-- Task brief --
Below are the records. List every line holding the word "Lifetime".

-- Provided records --
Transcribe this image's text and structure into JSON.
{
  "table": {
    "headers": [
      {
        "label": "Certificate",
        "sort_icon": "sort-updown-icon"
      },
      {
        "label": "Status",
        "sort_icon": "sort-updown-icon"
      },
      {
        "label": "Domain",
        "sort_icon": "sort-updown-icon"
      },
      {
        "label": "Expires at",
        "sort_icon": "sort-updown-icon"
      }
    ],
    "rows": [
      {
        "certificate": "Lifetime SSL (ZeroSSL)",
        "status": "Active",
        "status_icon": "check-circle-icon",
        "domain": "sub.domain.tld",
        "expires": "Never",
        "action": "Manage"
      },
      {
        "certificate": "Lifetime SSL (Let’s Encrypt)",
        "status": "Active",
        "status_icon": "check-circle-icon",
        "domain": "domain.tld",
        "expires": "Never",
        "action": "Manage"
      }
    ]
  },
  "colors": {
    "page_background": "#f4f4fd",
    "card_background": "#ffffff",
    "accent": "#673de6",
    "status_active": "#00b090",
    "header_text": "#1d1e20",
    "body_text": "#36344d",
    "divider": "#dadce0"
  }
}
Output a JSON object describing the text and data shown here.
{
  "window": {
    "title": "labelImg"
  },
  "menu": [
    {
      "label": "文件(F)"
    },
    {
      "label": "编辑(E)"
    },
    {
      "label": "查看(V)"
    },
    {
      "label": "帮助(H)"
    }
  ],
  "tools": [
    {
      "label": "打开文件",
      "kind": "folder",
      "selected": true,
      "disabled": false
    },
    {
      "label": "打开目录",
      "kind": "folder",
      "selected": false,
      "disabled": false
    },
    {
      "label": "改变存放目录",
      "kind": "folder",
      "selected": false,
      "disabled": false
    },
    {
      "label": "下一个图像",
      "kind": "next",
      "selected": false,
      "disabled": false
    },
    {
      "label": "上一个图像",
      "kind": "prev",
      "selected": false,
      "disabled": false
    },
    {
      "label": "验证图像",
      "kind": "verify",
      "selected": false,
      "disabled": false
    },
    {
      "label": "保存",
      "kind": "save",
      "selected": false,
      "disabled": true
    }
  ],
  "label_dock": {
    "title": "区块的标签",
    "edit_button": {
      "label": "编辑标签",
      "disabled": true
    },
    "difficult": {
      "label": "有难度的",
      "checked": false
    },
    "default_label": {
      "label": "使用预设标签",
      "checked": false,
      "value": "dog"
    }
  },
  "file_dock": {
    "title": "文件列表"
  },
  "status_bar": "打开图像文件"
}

-- Result --
        "certificate": "Lifetime SSL (ZeroSSL)",
        "certificate": "Lifetime SSL (Let’s Encrypt)",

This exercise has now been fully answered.